» Exercise objective: Reproduce the material in full, exactly as written.

» Exercise material:
--- Begin ---
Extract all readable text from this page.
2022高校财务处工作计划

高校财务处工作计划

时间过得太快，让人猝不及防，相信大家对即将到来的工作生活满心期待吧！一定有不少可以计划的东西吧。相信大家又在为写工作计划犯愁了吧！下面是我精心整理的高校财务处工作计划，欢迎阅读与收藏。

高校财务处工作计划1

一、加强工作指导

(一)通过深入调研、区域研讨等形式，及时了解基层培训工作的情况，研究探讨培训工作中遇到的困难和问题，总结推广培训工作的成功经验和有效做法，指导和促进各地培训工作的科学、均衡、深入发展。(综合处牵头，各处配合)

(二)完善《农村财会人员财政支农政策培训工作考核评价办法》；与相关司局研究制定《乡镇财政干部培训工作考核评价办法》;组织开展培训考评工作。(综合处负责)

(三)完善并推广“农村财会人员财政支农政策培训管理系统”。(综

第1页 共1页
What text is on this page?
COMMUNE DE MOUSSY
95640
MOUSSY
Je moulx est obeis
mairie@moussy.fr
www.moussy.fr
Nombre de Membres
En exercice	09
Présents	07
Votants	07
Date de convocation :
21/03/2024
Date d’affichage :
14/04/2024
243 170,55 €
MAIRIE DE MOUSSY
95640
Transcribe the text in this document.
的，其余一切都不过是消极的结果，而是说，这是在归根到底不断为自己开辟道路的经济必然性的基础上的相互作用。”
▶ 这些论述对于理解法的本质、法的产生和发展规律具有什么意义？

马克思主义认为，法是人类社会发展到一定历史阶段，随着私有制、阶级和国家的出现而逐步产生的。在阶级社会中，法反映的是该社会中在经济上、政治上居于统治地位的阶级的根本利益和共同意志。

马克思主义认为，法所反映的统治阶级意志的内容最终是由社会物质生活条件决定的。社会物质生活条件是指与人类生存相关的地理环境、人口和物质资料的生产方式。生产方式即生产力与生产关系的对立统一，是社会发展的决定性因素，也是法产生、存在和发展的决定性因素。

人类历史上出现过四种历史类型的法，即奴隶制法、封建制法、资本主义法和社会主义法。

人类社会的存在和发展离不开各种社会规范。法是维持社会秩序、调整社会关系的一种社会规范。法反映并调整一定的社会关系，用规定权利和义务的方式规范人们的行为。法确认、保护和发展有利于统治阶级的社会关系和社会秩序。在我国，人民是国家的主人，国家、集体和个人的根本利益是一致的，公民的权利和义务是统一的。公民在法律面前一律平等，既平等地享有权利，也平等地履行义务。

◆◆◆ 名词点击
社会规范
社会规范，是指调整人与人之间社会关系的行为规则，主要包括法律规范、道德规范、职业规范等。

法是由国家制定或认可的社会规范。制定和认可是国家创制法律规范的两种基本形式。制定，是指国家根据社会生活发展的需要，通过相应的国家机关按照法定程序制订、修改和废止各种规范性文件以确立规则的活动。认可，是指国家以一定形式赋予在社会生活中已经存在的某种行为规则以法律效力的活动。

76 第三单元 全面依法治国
--- End ---
» Task result:
Extract all readable text from this page.
2022高校财务处工作计划

高校财务处工作计划

时间过得太快，让人猝不及防，相信大家对即将到来的工作生活满心期待吧！一定有不少可以计划的东西吧。相信大家又在为写工作计划犯愁了吧！下面是我精心整理的高校财务处工作计划，欢迎阅读与收藏。

高校财务处工作计划1

一、加强工作指导

(一)通过深入调研、区域研讨等形式，及时了解基层培训工作的情况，研究探讨培训工作中遇到的困难和问题，总结推广培训工作的成功经验和有效做法，指导和促进各地培训工作的科学、均衡、深入发展。(综合处牵头，各处配合)

(二)完善《农村财会人员财政支农政策培训工作考核评价办法》；与相关司局研究制定《乡镇财政干部培训工作考核评价办法》;组织开展培训考评工作。(综合处负责)

(三)完善并推广“农村财会人员财政支农政策培训管理系统”。(综

第1页 共1页
What text is on this page?
COMMUNE DE MOUSSY
95640
MOUSSY
Je moulx est obeis
mairie@moussy.fr
www.moussy.fr
Nombre de Membres
En exercice	09
Présents	07
Votants	07
Date de convocation :
21/03/2024
Date d’affichage :
14/04/2024
243 170,55 €
MAIRIE DE MOUSSY
95640
Transcribe the text in this document.
的，其余一切都不过是消极的结果，而是说，这是在归根到底不断为自己开辟道路的经济必然性的基础上的相互作用。”
▶ 这些论述对于理解法的本质、法的产生和发展规律具有什么意义？

马克思主义认为，法是人类社会发展到一定历史阶段，随着私有制、阶级和国家的出现而逐步产生的。在阶级社会中，法反映的是该社会中在经济上、政治上居于统治地位的阶级的根本利益和共同意志。

马克思主义认为，法所反映的统治阶级意志的内容最终是由社会物质生活条件决定的。社会物质生活条件是指与人类生存相关的地理环境、人口和物质资料的生产方式。生产方式即生产力与生产关系的对立统一，是社会发展的决定性因素，也是法产生、存在和发展的决定性因素。

人类历史上出现过四种历史类型的法，即奴隶制法、封建制法、资本主义法和社会主义法。

人类社会的存在和发展离不开各种社会规范。法是维持社会秩序、调整社会关系的一种社会规范。法反映并调整一定的社会关系，用规定权利和义务的方式规范人们的行为。法确认、保护和发展有利于统治阶级的社会关系和社会秩序。在我国，人民是国家的主人，国家、集体和个人的根本利益是一致的，公民的权利和义务是统一的。公民在法律面前一律平等，既平等地享有权利，也平等地履行义务。

◆◆◆ 名词点击
社会规范
社会规范，是指调整人与人之间社会关系的行为规则，主要包括法律规范、道德规范、职业规范等。

法是由国家制定或认可的社会规范。制定和认可是国家创制法律规范的两种基本形式。制定，是指国家根据社会生活发展的需要，通过相应的国家机关按照法定程序制订、修改和废止各种规范性文件以确立规则的活动。认可，是指国家以一定形式赋予在社会生活中已经存在的某种行为规则以法律效力的活动。

76 第三单元 全面依法治国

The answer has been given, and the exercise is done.